## GIVEN EXERCISE
Update the entries below by replacing each occurrence of "CPP Start Age" with "CPP Claim Age". Leave everything else unchanged.

------------------------------------

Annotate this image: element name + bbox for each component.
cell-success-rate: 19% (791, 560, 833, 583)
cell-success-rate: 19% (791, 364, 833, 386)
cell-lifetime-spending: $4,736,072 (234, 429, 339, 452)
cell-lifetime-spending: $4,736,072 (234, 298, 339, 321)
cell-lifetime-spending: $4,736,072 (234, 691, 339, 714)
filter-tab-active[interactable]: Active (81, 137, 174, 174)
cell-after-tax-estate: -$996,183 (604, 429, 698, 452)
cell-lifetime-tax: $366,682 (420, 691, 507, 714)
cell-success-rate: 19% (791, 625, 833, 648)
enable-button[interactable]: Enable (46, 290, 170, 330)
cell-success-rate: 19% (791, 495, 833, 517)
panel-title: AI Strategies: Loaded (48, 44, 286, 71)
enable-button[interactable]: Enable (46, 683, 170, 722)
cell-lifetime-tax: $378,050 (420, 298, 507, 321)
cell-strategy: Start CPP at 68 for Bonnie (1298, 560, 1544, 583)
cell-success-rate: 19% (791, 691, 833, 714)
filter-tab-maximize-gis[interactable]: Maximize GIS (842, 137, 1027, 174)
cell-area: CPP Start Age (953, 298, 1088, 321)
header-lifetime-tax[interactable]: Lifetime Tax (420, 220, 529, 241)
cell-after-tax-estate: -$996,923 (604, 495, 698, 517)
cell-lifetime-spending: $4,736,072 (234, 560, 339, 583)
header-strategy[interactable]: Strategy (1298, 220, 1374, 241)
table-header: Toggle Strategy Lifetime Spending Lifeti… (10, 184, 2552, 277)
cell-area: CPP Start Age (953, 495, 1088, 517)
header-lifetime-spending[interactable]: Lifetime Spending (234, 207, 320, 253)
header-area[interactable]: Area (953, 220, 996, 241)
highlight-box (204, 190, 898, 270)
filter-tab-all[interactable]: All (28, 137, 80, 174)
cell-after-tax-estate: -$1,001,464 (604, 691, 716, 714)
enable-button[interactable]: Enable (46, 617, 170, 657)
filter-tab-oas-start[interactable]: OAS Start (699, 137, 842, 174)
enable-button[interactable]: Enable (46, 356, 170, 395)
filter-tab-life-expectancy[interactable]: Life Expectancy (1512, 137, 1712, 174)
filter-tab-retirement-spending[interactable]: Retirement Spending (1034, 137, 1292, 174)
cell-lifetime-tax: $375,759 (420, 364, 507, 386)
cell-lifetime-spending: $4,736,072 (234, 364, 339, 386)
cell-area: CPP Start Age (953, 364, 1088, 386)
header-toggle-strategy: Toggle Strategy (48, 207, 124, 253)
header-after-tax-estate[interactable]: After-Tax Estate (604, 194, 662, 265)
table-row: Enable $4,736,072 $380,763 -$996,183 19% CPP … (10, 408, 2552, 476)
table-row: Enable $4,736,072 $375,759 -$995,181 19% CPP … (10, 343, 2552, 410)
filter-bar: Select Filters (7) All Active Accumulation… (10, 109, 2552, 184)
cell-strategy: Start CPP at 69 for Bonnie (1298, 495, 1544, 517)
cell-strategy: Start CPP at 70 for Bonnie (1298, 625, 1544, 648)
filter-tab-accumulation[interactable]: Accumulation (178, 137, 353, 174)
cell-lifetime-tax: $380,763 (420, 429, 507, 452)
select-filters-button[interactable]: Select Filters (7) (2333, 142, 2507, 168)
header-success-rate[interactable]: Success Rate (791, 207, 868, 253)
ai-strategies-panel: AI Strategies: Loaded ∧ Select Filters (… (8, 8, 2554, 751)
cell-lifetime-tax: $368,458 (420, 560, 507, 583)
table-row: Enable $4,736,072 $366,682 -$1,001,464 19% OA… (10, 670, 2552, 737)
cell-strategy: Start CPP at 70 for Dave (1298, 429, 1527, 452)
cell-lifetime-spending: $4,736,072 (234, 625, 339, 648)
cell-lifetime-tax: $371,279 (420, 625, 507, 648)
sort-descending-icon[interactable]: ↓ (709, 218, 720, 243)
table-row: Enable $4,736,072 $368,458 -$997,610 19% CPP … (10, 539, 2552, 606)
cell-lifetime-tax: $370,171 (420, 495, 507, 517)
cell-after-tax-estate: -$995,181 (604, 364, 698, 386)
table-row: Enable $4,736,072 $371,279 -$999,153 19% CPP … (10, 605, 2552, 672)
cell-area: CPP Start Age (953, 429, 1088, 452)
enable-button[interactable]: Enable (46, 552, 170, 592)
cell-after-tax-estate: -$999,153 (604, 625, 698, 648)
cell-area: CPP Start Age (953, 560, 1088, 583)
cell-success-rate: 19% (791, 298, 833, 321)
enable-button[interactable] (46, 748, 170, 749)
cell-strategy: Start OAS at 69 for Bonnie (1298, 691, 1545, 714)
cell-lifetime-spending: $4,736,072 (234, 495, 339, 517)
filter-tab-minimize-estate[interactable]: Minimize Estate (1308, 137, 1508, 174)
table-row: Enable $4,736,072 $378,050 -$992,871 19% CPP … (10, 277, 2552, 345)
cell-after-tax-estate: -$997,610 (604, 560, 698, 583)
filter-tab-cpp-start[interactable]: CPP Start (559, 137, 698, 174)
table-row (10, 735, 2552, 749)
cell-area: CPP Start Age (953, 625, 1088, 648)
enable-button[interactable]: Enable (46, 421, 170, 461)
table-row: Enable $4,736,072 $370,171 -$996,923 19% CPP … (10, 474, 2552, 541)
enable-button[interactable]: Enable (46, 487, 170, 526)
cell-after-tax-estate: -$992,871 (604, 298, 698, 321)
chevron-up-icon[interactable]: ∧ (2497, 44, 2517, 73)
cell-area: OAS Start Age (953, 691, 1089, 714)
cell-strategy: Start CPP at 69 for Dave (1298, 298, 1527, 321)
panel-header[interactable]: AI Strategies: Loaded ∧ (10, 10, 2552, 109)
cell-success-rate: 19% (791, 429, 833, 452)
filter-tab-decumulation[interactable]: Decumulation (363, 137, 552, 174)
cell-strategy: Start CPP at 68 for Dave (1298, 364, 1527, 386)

------------------------------------

## FULL ANSWER
Annotate this image: element name + bbox for each component.
cell-success-rate: 19% (791, 560, 833, 583)
cell-success-rate: 19% (791, 364, 833, 386)
cell-lifetime-spending: $4,736,072 (234, 429, 339, 452)
cell-lifetime-spending: $4,736,072 (234, 298, 339, 321)
cell-lifetime-spending: $4,736,072 (234, 691, 339, 714)
filter-tab-active[interactable]: Active (81, 137, 174, 174)
cell-after-tax-estate: -$996,183 (604, 429, 698, 452)
cell-lifetime-tax: $366,682 (420, 691, 507, 714)
cell-success-rate: 19% (791, 625, 833, 648)
enable-button[interactable]: Enable (46, 290, 170, 330)
cell-success-rate: 19% (791, 495, 833, 517)
panel-title: AI Strategies: Loaded (48, 44, 286, 71)
enable-button[interactable]: Enable (46, 683, 170, 722)
cell-lifetime-tax: $378,050 (420, 298, 507, 321)
cell-strategy: Start CPP at 68 for Bonnie (1298, 560, 1544, 583)
cell-success-rate: 19% (791, 691, 833, 714)
filter-tab-maximize-gis[interactable]: Maximize GIS (842, 137, 1027, 174)
cell-area: CPP Claim Age (953, 298, 1088, 321)
header-lifetime-tax[interactable]: Lifetime Tax (420, 220, 529, 241)
cell-after-tax-estate: -$996,923 (604, 495, 698, 517)
cell-lifetime-spending: $4,736,072 (234, 560, 339, 583)
header-strategy[interactable]: Strategy (1298, 220, 1374, 241)
table-header: Toggle Strategy Lifetime Spending Lifeti… (10, 184, 2552, 277)
cell-area: CPP Claim Age (953, 495, 1088, 517)
header-lifetime-spending[interactable]: Lifetime Spending (234, 207, 320, 253)
header-area[interactable]: Area (953, 220, 996, 241)
highlight-box (204, 190, 898, 270)
filter-tab-all[interactable]: All (28, 137, 80, 174)
cell-after-tax-estate: -$1,001,464 (604, 691, 716, 714)
enable-button[interactable]: Enable (46, 617, 170, 657)
filter-tab-oas-start[interactable]: OAS Start (699, 137, 842, 174)
enable-button[interactable]: Enable (46, 356, 170, 395)
filter-tab-life-expectancy[interactable]: Life Expectancy (1512, 137, 1712, 174)
filter-tab-retirement-spending[interactable]: Retirement Spending (1034, 137, 1292, 174)
cell-lifetime-tax: $375,759 (420, 364, 507, 386)
cell-lifetime-spending: $4,736,072 (234, 364, 339, 386)
cell-area: CPP Claim Age (953, 364, 1088, 386)
header-toggle-strategy: Toggle Strategy (48, 207, 124, 253)
header-after-tax-estate[interactable]: After-Tax Estate (604, 194, 662, 265)
table-row: Enable $4,736,072 $380,763 -$996,183 19% CPP … (10, 408, 2552, 476)
table-row: Enable $4,736,072 $375,759 -$995,181 19% CPP … (10, 343, 2552, 410)
filter-bar: Select Filters (7) All Active Accumulation… (10, 109, 2552, 184)
cell-strategy: Start CPP at 69 for Bonnie (1298, 495, 1544, 517)
cell-strategy: Start CPP at 70 for Bonnie (1298, 625, 1544, 648)
filter-tab-accumulation[interactable]: Accumulation (178, 137, 353, 174)
cell-lifetime-tax: $380,763 (420, 429, 507, 452)
select-filters-button[interactable]: Select Filters (7) (2333, 142, 2507, 168)
header-success-rate[interactable]: Success Rate (791, 207, 868, 253)
ai-strategies-panel: AI Strategies: Loaded ∧ Select Filters (… (8, 8, 2554, 751)
cell-lifetime-tax: $368,458 (420, 560, 507, 583)
table-row: Enable $4,736,072 $366,682 -$1,001,464 19% OA… (10, 670, 2552, 737)
cell-strategy: Start CPP at 70 for Dave (1298, 429, 1527, 452)
cell-lifetime-spending: $4,736,072 (234, 625, 339, 648)
cell-lifetime-tax: $371,279 (420, 625, 507, 648)
sort-descending-icon[interactable]: ↓ (709, 218, 720, 243)
table-row: Enable $4,736,072 $368,458 -$997,610 19% CPP … (10, 539, 2552, 606)
cell-lifetime-tax: $370,171 (420, 495, 507, 517)
cell-after-tax-estate: -$995,181 (604, 364, 698, 386)
table-row: Enable $4,736,072 $371,279 -$999,153 19% CPP … (10, 605, 2552, 672)
cell-area: CPP Claim Age (953, 429, 1088, 452)
enable-button[interactable]: Enable (46, 552, 170, 592)
cell-after-tax-estate: -$999,153 (604, 625, 698, 648)
cell-area: CPP Claim Age (953, 560, 1088, 583)
cell-success-rate: 19% (791, 298, 833, 321)
enable-button[interactable] (46, 748, 170, 749)
cell-strategy: Start OAS at 69 for Bonnie (1298, 691, 1545, 714)
cell-lifetime-spending: $4,736,072 (234, 495, 339, 517)
filter-tab-minimize-estate[interactable]: Minimize Estate (1308, 137, 1508, 174)
table-row: Enable $4,736,072 $378,050 -$992,871 19% CPP … (10, 277, 2552, 345)
cell-after-tax-estate: -$997,610 (604, 560, 698, 583)
filter-tab-cpp-start[interactable]: CPP Start (559, 137, 698, 174)
table-row (10, 735, 2552, 749)
cell-area: CPP Claim Age (953, 625, 1088, 648)
enable-button[interactable]: Enable (46, 421, 170, 461)
table-row: Enable $4,736,072 $370,171 -$996,923 19% CPP … (10, 474, 2552, 541)
enable-button[interactable]: Enable (46, 487, 170, 526)
cell-after-tax-estate: -$992,871 (604, 298, 698, 321)
chevron-up-icon[interactable]: ∧ (2497, 44, 2517, 73)
cell-area: OAS Start Age (953, 691, 1089, 714)
cell-strategy: Start CPP at 69 for Dave (1298, 298, 1527, 321)
panel-header[interactable]: AI Strategies: Loaded ∧ (10, 10, 2552, 109)
cell-success-rate: 19% (791, 429, 833, 452)
filter-tab-decumulation[interactable]: Decumulation (363, 137, 552, 174)
cell-strategy: Start CPP at 68 for Dave (1298, 364, 1527, 386)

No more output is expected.